__TRAVAIL DEMANDÉ__
Poursuivez la décision sur les débits réservés du Veyre et du ruisseau Noir à partir de sa dernière phrase.

__EXTRAIT CHOISI__

Sur le bien-fondé de la demande de M. et Mme X :

Considérant qu’il ressort des dispositions combinées de l’article 29 de la loi du 3 janvier 1992 et de l’article 14 de la loi du 19 juillet 1976 que le contentieux des autorisations délivrées au titre de la loi sur l’eau est un contentieux de pleine juridiction ;

qu’en vertu des pouvoirs qui lui sont conférés par la loi du 19 juillet 1976, le juge administratif peut aggraver ou compléter les prescriptions de l’arrêté d’autorisation ou substituer aux règles fixées par le préfet, d’autres prescriptions techniques de nature à assurer la préservation de l’environnement ;

Considérant, en premier lieu, que l’administration n’apporte aucun justificatif de la nécessité pour les préfets d’imposer un débit réservé de 80 litres par seconde pour le ruisseau Noir et de 170 litres par seconde pour le Veyre ;

qu’il ressort des documents versés au dossier, et notamment de l’étude d’impact produite, qu’un débit réservé de 125 litres par seconde pour le Veyre et de 50 litres par seconde pour le ruisseau Noir serait, dans les circonstances de l’espèce, en dehors de la période d’étiage, suffisant pour assurer le respect des dispositions précitées ;

Considérant, en second lieu, que l’administration n’apporte aucune justification à l’appui de son allégation selon laquelle l’interdiction générale de turbinage en été serait seule de nature à maintenir un état satisfaisant des milieux naturels fragilisés par de faibles débits ;

Considérant que, dès lors, il y a lieu pour le Conseil d’Etat de modifier, d’une part, les dispositions de l’article 5 de l’arrêté attaqué en tant qu’elles fixent le débit réservé à 80 litres par seconde pour le ruisseau Noir et à 170 litres par seconde pour le Veyre, et de substituer, respectivement, à ces valeurs celles de 50 litres par seconde pour le ruisseau Noir et de 125 litres par seconde pour le Veyre, d’autre part, d’annuler l’interdiction de turbinage estival posée par le même article ;

que toutefois il y a lieu, afin de tenir compte de la fragilisation des milieux, et notamment de la faune piscicole, en période de sécheresse, de porter le débit réservé de juillet à septembre à 150 % des débits réservés fixés ci-dessus ;

qu’ainsi les requérants sont fondés à soutenir que l’article 5 de l’arrêté interpréfectoral doit être modifié en ce sens ;

DECIDE :

Article 1 : L’article 5 de l’arrêté interpréfectoral du 3 juin 2002 est modifié comme suit :

Prise d’eau du ruisseau Noir : (...) Débit réservé : 50 litres par seconde (...)

Prise d’eau du Veyre : (...) Débit réservé : 125 litres par seconde (...)

Turbinage estival : Durant la période d’étiage (du1er juillet au 30 septembre) les débits réservés pour le Veyre et pour le ruisseau Noir sont fixés à 150 % des valeurs mentionnées ci-dessus.

Article 2 : L’Etat versera à M. et Mme X la somme de 2000 euros au titre de l’article L. 761-1 du code de justice administrative.

Article 3 : Le surplus des conclusions de la requête est rejeté.

__SUPPORT__
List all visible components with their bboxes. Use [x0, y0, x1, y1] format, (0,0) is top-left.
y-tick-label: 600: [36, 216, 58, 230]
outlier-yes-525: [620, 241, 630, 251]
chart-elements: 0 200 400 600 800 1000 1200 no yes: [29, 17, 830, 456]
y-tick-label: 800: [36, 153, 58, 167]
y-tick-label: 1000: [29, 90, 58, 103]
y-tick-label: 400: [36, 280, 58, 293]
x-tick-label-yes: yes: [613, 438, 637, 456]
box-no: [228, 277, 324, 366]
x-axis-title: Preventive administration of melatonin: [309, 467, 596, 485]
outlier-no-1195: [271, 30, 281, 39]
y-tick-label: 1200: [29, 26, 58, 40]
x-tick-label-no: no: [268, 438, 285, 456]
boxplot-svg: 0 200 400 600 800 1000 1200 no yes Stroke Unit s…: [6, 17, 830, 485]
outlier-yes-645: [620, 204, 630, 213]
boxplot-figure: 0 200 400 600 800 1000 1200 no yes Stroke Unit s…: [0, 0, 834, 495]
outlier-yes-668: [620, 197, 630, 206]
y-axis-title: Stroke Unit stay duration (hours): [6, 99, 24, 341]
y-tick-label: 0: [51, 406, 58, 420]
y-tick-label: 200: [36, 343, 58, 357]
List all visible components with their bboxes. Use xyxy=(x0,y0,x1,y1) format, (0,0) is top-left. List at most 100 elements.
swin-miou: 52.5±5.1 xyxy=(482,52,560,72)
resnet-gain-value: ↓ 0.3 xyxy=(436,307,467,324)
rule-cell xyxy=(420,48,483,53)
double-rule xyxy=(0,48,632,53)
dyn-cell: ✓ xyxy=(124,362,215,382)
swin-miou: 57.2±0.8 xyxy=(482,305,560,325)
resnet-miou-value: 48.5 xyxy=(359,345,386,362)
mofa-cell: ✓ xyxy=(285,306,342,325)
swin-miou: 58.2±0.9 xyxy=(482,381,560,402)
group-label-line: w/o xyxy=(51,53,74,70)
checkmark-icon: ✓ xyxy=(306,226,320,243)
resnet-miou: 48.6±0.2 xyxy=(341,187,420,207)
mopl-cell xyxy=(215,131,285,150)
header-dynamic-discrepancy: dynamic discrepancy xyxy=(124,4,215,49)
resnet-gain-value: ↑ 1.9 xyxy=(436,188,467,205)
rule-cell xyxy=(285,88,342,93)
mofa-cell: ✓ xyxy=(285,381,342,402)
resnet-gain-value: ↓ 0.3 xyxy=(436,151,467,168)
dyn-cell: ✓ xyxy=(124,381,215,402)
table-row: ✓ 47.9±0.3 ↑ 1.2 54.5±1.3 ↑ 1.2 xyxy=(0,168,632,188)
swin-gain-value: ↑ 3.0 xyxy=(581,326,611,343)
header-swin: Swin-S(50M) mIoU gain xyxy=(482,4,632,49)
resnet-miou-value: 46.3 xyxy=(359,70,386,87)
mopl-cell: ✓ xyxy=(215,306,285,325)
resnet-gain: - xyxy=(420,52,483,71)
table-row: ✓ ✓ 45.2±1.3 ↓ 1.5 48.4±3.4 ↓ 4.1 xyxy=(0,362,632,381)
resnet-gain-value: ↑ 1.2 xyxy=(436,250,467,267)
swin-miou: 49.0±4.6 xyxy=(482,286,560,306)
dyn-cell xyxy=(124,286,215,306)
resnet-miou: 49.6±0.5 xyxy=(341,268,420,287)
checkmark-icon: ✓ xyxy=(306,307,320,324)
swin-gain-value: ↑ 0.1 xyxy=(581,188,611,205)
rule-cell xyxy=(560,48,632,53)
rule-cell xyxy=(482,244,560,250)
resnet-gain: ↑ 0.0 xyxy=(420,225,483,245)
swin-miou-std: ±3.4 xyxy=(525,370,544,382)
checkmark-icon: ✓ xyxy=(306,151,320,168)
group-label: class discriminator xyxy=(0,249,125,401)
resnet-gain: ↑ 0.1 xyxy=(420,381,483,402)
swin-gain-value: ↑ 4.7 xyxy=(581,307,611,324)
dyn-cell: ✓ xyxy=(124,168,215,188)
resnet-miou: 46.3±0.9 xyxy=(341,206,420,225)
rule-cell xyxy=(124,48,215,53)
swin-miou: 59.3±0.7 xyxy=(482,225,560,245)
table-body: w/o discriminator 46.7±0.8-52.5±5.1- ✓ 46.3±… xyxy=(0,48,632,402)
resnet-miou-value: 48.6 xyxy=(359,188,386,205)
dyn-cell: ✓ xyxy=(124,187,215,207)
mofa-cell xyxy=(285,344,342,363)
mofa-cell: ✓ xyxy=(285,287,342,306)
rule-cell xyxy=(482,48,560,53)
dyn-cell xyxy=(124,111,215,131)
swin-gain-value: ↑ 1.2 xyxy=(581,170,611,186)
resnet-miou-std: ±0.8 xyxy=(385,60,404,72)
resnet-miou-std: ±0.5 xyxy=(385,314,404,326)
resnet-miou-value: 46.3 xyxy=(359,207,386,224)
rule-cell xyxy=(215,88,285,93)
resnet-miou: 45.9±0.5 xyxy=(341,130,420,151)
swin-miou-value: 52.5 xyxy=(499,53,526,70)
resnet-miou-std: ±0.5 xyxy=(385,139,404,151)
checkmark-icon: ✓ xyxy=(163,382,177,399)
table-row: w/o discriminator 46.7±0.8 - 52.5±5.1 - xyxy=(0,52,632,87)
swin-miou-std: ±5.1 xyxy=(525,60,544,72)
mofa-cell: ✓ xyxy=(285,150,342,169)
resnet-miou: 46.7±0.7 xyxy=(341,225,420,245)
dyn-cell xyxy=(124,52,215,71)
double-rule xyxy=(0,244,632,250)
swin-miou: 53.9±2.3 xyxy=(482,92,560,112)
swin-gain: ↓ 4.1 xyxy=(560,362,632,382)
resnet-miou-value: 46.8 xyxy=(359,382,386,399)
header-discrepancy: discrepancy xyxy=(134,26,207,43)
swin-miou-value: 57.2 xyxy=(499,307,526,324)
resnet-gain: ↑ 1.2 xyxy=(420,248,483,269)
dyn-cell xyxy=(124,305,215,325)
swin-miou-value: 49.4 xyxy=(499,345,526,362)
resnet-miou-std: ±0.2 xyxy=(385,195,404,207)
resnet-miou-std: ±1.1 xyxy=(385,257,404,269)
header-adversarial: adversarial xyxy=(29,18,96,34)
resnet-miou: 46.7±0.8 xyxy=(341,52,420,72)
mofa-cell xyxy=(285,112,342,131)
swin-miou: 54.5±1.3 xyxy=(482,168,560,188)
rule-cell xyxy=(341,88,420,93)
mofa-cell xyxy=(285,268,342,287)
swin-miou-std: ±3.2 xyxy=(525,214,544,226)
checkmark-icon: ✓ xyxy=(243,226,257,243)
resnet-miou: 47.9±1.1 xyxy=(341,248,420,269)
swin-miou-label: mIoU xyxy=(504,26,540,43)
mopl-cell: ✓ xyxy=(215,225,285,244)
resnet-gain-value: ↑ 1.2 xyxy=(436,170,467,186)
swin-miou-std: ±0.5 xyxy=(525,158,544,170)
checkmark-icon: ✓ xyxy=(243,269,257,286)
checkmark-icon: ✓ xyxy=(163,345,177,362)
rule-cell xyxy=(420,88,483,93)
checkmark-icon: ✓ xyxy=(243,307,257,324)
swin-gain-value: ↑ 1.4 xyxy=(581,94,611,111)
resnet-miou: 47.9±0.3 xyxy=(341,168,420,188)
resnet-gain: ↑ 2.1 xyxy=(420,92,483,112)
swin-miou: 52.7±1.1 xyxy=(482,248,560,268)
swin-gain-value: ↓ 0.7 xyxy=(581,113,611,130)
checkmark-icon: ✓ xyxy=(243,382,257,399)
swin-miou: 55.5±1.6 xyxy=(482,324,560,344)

__CORRIGÉ__
Article 4 : La présente décision sera notifiée à M. et Mme X, au ministre de l’écologie et du développement durable et aux préfets du Lot et du Cantal.

Résumé : 27-02 Il ressort des dispositions combinées de l’article 29 de la loi du 3 janvier 1992 et de l’article 14 de la loi du 19 juillet 1976 que le contentieux des autorisations délivrées au titre de la loi sur l’eau, et, notamment, celui des autorisations d’exploitation d’ouvrages construits dans le lit de cours d’eau est un contentieux de pleine juridiction. En vertu des pouvoirs qui lui sont conférés par la loi du 19 juillet 1976, le juge administratif peut dès lors aggraver ou compléter les prescriptions de l’arrêté d’autorisation ou substituer aux régles fixées par le préfet d’autres prescriptions techniques de nature à assurer la préservation de l’environnement.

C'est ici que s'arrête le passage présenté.